### Material to process
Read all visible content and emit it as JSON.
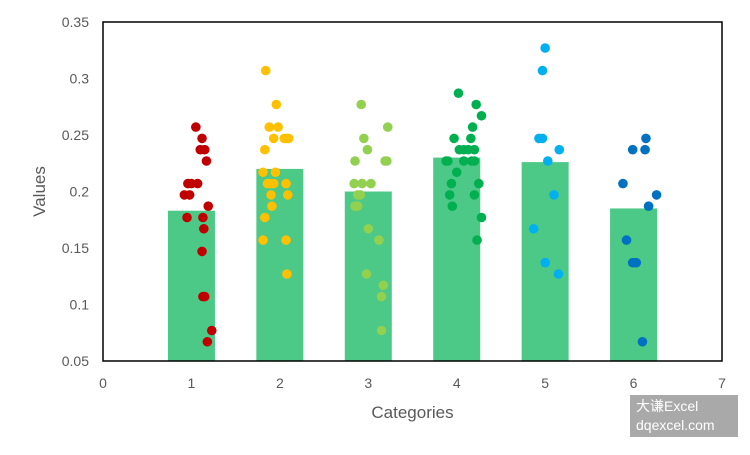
{
  "chart_data": {
    "type": "bar",
    "xlabel": "Categories",
    "ylabel": "Values",
    "xlim": [
      0,
      7
    ],
    "ylim": [
      0.05,
      0.35
    ],
    "x_ticks": [
      "0",
      "1",
      "2",
      "3",
      "4",
      "5",
      "6",
      "7"
    ],
    "y_ticks": [
      "0.05",
      "0.1",
      "0.15",
      "0.2",
      "0.25",
      "0.3",
      "0.35"
    ],
    "grid": false,
    "bar_color": "#4CC887",
    "bars": [
      {
        "x": 1,
        "value": 0.183
      },
      {
        "x": 2,
        "value": 0.22
      },
      {
        "x": 3,
        "value": 0.2
      },
      {
        "x": 4,
        "value": 0.23
      },
      {
        "x": 5,
        "value": 0.226
      },
      {
        "x": 6,
        "value": 0.185
      }
    ],
    "scatter_series": [
      {
        "category": 1,
        "color": "#C00000",
        "points": [
          [
            0.92,
            0.197
          ],
          [
            0.96,
            0.207
          ],
          [
            0.98,
            0.197
          ],
          [
            1.0,
            0.207
          ],
          [
            1.05,
            0.257
          ],
          [
            1.07,
            0.207
          ],
          [
            1.1,
            0.237
          ],
          [
            1.12,
            0.247
          ],
          [
            1.15,
            0.237
          ],
          [
            1.17,
            0.227
          ],
          [
            0.95,
            0.177
          ],
          [
            1.13,
            0.177
          ],
          [
            1.19,
            0.187
          ],
          [
            1.14,
            0.167
          ],
          [
            1.12,
            0.147
          ],
          [
            1.13,
            0.107
          ],
          [
            1.15,
            0.107
          ],
          [
            1.23,
            0.077
          ],
          [
            1.18,
            0.067
          ]
        ]
      },
      {
        "category": 2,
        "color": "#FFC000",
        "points": [
          [
            1.84,
            0.307
          ],
          [
            1.96,
            0.277
          ],
          [
            1.88,
            0.257
          ],
          [
            1.98,
            0.257
          ],
          [
            1.93,
            0.247
          ],
          [
            2.05,
            0.247
          ],
          [
            2.08,
            0.247
          ],
          [
            2.1,
            0.247
          ],
          [
            1.83,
            0.237
          ],
          [
            1.81,
            0.217
          ],
          [
            1.95,
            0.217
          ],
          [
            1.86,
            0.207
          ],
          [
            1.89,
            0.207
          ],
          [
            1.93,
            0.207
          ],
          [
            2.07,
            0.207
          ],
          [
            1.9,
            0.197
          ],
          [
            2.09,
            0.197
          ],
          [
            1.91,
            0.187
          ],
          [
            1.83,
            0.177
          ],
          [
            1.81,
            0.157
          ],
          [
            2.07,
            0.157
          ],
          [
            2.08,
            0.127
          ]
        ]
      },
      {
        "category": 3,
        "color": "#92D050",
        "points": [
          [
            2.92,
            0.277
          ],
          [
            2.95,
            0.247
          ],
          [
            3.22,
            0.257
          ],
          [
            2.99,
            0.237
          ],
          [
            2.85,
            0.227
          ],
          [
            3.19,
            0.227
          ],
          [
            3.21,
            0.227
          ],
          [
            2.84,
            0.207
          ],
          [
            2.93,
            0.207
          ],
          [
            3.03,
            0.207
          ],
          [
            2.88,
            0.197
          ],
          [
            2.91,
            0.197
          ],
          [
            2.85,
            0.187
          ],
          [
            2.88,
            0.187
          ],
          [
            3.0,
            0.167
          ],
          [
            3.12,
            0.157
          ],
          [
            2.98,
            0.127
          ],
          [
            3.17,
            0.117
          ],
          [
            3.15,
            0.107
          ],
          [
            3.15,
            0.077
          ]
        ]
      },
      {
        "category": 4,
        "color": "#00B050",
        "points": [
          [
            4.02,
            0.287
          ],
          [
            4.22,
            0.277
          ],
          [
            4.28,
            0.267
          ],
          [
            4.18,
            0.257
          ],
          [
            3.97,
            0.247
          ],
          [
            4.16,
            0.247
          ],
          [
            4.03,
            0.237
          ],
          [
            4.08,
            0.237
          ],
          [
            4.13,
            0.237
          ],
          [
            4.2,
            0.237
          ],
          [
            3.88,
            0.227
          ],
          [
            3.9,
            0.227
          ],
          [
            4.08,
            0.227
          ],
          [
            4.17,
            0.227
          ],
          [
            4.2,
            0.227
          ],
          [
            4.0,
            0.217
          ],
          [
            3.94,
            0.207
          ],
          [
            4.25,
            0.207
          ],
          [
            3.92,
            0.197
          ],
          [
            4.2,
            0.197
          ],
          [
            3.95,
            0.187
          ],
          [
            4.28,
            0.177
          ],
          [
            4.23,
            0.157
          ]
        ]
      },
      {
        "category": 5,
        "color": "#00B0F0",
        "points": [
          [
            5.0,
            0.327
          ],
          [
            4.97,
            0.307
          ],
          [
            4.93,
            0.247
          ],
          [
            4.97,
            0.247
          ],
          [
            5.16,
            0.237
          ],
          [
            5.03,
            0.227
          ],
          [
            5.1,
            0.197
          ],
          [
            4.87,
            0.167
          ],
          [
            5.0,
            0.137
          ],
          [
            5.15,
            0.127
          ]
        ]
      },
      {
        "category": 6,
        "color": "#0070C0",
        "points": [
          [
            6.14,
            0.247
          ],
          [
            5.99,
            0.237
          ],
          [
            6.13,
            0.237
          ],
          [
            5.88,
            0.207
          ],
          [
            6.26,
            0.197
          ],
          [
            6.17,
            0.187
          ],
          [
            5.92,
            0.157
          ],
          [
            5.99,
            0.137
          ],
          [
            6.03,
            0.137
          ],
          [
            6.1,
            0.067
          ]
        ]
      }
    ]
  },
  "watermark": {
    "line1": "大谦Excel",
    "line2": "dqexcel.com"
  }
}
######
> _The task_
Scan the material above. Return every line containing the string "category".

> _Result for this task_
        "category": 1,
        "category": 2,
        "category": 3,
        "category": 4,
        "category": 5,
        "category": 6,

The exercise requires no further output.